Entries:
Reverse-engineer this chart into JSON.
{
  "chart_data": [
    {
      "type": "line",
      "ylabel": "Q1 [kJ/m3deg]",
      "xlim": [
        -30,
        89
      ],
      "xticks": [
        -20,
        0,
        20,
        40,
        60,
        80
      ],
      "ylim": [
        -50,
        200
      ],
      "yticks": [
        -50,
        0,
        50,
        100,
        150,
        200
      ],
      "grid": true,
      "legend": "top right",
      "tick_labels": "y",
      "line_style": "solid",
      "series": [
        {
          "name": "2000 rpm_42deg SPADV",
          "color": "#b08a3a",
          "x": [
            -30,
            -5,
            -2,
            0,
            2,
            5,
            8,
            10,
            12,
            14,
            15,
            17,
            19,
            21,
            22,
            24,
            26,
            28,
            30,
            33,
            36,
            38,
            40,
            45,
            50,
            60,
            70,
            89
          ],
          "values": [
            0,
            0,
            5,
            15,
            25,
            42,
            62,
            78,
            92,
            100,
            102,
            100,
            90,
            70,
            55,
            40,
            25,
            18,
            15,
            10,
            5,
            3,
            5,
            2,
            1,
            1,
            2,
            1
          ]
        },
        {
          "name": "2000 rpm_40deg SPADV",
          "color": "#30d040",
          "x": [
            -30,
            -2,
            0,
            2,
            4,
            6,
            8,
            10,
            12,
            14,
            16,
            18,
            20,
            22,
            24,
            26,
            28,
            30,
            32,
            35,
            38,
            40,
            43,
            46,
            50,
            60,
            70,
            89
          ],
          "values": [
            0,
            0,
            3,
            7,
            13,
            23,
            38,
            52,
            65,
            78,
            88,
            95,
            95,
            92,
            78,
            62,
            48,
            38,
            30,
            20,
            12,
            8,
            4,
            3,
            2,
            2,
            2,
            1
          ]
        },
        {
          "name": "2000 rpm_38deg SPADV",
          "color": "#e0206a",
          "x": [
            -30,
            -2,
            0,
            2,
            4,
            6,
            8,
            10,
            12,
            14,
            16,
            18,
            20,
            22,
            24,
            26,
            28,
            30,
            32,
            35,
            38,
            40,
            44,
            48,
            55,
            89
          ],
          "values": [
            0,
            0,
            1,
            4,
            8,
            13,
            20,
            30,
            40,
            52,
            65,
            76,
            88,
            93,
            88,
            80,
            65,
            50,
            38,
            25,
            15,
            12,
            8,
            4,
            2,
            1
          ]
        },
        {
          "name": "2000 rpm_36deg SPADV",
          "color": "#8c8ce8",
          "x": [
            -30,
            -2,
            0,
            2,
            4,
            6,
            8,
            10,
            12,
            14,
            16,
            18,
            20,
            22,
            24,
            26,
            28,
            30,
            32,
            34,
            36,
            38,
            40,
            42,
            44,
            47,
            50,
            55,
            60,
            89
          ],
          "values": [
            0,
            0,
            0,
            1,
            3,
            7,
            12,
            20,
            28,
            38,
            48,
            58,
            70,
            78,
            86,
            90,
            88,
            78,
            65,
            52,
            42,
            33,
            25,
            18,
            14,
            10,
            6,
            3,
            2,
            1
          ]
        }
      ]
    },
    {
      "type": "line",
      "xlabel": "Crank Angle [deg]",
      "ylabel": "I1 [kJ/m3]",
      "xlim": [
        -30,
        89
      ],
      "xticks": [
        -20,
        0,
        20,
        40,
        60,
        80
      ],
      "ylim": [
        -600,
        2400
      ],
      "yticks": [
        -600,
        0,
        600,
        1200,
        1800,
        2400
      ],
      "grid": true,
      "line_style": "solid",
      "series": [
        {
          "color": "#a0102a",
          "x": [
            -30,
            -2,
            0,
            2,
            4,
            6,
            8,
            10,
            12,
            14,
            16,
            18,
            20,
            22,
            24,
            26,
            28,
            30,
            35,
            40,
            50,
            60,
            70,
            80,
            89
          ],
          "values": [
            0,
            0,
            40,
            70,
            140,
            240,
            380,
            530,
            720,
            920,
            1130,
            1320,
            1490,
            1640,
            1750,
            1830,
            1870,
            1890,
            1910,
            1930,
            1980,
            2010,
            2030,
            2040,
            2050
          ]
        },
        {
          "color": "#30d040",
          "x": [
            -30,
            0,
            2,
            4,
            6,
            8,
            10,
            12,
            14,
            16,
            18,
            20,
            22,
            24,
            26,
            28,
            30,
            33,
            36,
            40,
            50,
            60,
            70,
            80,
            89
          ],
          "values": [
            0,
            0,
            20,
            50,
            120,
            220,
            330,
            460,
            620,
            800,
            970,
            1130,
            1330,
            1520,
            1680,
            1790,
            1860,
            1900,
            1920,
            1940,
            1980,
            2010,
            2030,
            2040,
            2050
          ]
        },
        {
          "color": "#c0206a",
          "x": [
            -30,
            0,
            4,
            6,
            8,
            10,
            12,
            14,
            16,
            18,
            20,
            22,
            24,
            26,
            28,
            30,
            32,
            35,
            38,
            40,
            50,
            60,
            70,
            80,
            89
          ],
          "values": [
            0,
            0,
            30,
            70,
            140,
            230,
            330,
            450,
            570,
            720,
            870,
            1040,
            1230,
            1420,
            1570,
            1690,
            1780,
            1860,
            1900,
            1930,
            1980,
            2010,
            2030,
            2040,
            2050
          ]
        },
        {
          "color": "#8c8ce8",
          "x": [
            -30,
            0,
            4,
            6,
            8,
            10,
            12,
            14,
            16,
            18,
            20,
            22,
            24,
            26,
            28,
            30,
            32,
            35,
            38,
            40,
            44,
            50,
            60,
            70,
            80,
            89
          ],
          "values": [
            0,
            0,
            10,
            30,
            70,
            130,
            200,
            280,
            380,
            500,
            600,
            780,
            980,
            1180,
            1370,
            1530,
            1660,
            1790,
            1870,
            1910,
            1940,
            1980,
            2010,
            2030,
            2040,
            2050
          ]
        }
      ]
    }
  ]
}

Written request: Go through the listing above and return every line where the word "name" occurs.

Task result:
          "name": "2000 rpm_42deg SPADV",
          "name": "2000 rpm_40deg SPADV",
          "name": "2000 rpm_38deg SPADV",
          "name": "2000 rpm_36deg SPADV",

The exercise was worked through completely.